> _What the task requires_
Return each line of the listing below that contains the string "section". Case counts.

> _Record set_

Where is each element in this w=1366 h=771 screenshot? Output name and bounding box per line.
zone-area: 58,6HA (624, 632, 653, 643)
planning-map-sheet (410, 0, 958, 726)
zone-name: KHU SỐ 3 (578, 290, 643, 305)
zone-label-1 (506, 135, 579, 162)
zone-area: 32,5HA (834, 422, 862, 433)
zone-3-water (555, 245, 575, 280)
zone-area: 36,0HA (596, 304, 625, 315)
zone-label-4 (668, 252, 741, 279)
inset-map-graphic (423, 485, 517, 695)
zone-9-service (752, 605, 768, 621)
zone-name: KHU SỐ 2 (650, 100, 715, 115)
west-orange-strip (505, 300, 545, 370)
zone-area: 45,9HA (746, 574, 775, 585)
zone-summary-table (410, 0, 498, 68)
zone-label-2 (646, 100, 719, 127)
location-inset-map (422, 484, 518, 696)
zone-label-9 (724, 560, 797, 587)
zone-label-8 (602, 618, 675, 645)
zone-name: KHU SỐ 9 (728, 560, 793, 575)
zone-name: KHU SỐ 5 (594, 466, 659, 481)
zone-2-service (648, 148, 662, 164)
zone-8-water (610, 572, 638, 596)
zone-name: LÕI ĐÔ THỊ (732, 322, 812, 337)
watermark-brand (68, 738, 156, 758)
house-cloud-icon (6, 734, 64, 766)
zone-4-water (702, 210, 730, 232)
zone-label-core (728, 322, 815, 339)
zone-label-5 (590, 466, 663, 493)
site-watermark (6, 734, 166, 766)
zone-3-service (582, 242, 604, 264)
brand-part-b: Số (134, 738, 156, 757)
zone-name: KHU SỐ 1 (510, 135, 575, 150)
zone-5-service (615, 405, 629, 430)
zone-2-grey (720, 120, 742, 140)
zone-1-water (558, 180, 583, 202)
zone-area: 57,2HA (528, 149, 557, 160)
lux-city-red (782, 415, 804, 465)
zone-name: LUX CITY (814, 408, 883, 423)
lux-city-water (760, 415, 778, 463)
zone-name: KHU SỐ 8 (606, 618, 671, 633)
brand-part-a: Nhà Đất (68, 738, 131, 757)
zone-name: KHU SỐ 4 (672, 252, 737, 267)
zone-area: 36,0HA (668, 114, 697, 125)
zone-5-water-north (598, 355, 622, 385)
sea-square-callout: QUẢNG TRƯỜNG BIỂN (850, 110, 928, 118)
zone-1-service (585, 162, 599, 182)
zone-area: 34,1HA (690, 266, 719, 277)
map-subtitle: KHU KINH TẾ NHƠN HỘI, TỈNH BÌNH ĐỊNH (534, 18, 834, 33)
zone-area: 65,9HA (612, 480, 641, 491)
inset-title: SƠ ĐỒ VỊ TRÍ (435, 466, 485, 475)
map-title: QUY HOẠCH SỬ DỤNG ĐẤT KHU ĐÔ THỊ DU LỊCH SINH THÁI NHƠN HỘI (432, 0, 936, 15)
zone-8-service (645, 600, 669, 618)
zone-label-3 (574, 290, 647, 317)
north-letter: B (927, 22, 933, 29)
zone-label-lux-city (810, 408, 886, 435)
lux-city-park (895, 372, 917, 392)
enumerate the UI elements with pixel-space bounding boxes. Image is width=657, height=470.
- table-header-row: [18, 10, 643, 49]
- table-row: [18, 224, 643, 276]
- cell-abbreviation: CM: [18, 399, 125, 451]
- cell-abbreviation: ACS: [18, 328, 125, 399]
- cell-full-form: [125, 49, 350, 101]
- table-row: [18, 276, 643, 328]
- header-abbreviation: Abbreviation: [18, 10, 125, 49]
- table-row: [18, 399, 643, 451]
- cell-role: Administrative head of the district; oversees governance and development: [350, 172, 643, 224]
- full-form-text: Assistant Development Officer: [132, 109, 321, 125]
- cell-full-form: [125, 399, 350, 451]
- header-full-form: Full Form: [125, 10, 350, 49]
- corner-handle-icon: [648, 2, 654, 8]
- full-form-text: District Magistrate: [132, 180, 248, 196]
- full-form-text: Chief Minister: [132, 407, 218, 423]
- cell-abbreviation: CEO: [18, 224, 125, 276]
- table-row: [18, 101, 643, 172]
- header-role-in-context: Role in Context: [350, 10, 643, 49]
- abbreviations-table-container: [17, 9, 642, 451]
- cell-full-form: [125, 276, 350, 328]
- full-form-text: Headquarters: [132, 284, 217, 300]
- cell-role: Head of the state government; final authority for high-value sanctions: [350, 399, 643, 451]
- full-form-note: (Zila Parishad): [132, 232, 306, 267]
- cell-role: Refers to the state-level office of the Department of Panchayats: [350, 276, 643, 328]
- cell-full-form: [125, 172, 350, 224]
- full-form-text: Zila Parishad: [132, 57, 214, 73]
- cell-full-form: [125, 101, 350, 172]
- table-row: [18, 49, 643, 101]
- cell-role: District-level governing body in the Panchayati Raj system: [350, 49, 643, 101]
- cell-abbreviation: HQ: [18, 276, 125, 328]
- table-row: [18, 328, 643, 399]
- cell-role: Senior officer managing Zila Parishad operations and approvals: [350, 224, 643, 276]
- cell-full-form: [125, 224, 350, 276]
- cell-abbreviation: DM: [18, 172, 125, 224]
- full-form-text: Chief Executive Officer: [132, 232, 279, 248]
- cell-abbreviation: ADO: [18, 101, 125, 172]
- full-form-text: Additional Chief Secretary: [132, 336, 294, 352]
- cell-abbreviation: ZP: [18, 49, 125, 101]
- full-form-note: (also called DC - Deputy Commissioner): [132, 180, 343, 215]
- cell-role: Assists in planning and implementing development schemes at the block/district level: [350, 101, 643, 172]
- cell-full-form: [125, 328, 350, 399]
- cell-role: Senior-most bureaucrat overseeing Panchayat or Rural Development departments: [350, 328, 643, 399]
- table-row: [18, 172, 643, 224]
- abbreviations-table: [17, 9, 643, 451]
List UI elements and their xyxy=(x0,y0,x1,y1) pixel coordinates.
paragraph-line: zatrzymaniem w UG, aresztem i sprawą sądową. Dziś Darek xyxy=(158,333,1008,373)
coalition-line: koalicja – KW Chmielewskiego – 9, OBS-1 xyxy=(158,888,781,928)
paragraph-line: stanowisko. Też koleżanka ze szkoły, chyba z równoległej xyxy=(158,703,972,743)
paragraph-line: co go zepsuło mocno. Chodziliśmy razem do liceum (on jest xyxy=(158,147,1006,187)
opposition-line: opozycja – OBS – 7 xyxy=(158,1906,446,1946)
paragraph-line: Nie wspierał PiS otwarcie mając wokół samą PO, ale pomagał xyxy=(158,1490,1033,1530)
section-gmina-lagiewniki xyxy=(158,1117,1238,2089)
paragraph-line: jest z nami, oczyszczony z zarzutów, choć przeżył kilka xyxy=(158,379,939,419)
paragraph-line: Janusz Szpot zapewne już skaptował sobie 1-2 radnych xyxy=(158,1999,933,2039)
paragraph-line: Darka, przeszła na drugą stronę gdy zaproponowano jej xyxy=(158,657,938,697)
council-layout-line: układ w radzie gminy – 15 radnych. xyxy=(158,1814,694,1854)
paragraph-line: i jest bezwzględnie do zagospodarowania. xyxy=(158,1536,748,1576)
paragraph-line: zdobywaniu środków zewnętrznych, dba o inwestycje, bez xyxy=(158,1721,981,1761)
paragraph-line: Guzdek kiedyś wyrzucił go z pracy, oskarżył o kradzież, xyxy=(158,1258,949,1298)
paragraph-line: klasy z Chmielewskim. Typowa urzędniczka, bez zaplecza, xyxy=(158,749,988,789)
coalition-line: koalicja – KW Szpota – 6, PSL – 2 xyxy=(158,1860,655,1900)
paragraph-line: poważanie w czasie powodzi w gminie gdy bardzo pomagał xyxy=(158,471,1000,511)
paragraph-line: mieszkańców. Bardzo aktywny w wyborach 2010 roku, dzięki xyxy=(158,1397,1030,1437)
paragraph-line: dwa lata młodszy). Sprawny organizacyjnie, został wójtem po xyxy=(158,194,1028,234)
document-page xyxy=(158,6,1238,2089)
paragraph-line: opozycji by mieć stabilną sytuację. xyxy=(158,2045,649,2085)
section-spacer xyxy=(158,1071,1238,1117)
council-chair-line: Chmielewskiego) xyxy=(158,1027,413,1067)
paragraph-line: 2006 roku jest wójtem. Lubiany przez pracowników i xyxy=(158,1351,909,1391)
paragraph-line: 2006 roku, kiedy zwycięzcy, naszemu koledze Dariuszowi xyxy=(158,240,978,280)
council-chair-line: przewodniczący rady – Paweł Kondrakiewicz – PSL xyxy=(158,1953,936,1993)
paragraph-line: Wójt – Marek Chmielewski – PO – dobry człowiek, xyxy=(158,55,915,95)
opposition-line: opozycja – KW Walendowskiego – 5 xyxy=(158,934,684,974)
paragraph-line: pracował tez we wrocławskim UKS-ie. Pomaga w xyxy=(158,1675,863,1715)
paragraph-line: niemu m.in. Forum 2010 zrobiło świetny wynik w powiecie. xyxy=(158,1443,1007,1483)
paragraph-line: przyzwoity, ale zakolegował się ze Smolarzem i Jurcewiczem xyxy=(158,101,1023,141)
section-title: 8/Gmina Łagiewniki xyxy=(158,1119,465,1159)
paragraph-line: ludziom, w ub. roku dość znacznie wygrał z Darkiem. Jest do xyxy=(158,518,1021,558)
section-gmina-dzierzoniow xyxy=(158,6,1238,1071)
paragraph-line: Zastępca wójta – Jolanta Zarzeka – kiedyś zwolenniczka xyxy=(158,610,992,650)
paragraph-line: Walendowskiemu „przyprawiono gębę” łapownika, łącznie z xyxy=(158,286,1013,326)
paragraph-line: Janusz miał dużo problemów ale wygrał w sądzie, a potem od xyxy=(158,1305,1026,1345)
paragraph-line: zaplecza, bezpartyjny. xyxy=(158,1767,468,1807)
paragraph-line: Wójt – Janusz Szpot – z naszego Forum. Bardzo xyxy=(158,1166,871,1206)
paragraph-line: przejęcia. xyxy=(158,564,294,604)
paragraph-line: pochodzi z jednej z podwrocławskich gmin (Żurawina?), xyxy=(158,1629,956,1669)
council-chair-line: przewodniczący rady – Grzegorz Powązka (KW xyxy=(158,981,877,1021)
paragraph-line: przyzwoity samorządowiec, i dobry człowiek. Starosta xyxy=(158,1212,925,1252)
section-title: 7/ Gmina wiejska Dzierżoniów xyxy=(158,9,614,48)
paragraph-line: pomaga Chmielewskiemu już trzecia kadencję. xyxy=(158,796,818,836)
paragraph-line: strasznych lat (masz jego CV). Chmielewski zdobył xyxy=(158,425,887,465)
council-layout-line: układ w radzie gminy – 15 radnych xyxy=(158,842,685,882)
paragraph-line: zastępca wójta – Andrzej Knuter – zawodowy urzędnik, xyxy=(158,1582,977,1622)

> _Exercise solution_
section-gmina-lagiewniki xyxy=(158,1117,1238,2089)
section-spacer xyxy=(158,1071,1238,1117)
section-title: 8/Gmina Łagiewniki xyxy=(158,1119,465,1159)
section-gmina-dzierzoniow xyxy=(158,6,1238,1071)
section-title: 7/ Gmina wiejska Dzierżoniów xyxy=(158,9,614,48)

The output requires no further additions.